▸ WORK TO COMPLETE
Copy out each line featuring the string "this" from the entries beneath.

** BEGIN PROVIDED RECORDS **

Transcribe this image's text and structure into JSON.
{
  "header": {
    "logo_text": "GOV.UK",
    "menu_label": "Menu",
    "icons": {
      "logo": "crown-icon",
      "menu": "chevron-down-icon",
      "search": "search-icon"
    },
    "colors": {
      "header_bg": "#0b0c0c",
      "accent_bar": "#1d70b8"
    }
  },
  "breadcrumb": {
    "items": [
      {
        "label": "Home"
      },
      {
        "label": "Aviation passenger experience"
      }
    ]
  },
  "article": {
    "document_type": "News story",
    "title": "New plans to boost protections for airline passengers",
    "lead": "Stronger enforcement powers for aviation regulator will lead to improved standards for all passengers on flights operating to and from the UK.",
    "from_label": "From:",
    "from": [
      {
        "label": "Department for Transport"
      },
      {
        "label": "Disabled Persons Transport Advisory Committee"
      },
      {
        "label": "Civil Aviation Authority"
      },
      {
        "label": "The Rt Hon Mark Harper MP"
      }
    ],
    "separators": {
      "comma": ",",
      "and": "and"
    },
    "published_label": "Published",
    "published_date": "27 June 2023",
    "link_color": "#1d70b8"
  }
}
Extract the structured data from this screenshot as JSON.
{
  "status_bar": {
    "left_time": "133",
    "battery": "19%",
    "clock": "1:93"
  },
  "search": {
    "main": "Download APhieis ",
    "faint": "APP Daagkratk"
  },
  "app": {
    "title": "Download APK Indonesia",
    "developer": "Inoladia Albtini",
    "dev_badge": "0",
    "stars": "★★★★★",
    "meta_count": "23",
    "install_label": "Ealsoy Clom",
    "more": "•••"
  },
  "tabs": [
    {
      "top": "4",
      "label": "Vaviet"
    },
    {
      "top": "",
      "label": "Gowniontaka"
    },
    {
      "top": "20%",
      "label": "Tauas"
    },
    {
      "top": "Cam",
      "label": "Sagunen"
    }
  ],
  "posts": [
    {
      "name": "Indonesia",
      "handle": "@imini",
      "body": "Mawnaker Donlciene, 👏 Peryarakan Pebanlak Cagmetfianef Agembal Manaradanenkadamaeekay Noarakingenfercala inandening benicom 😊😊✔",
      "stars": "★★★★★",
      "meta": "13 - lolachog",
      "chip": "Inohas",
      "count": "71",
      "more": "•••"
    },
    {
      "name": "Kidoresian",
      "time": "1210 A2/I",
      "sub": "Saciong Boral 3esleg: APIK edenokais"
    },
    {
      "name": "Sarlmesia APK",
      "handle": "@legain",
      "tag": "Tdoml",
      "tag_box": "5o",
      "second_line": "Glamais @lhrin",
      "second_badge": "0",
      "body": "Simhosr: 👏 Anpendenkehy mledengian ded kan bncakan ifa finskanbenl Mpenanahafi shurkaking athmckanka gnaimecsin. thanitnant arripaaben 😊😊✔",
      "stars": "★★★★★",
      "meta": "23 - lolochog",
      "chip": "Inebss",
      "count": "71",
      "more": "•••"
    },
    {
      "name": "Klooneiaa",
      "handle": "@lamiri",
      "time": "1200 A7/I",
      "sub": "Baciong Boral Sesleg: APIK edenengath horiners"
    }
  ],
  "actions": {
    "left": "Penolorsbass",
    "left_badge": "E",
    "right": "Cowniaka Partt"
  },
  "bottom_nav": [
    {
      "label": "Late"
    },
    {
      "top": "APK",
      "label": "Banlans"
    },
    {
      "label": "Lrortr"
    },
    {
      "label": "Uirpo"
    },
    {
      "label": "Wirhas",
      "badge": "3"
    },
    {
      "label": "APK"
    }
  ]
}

** END PROVIDED RECORDS **

▸ RESPONSE
Transcribe this image's text and structure into JSON.
Extract the structured data from this screenshot as JSON.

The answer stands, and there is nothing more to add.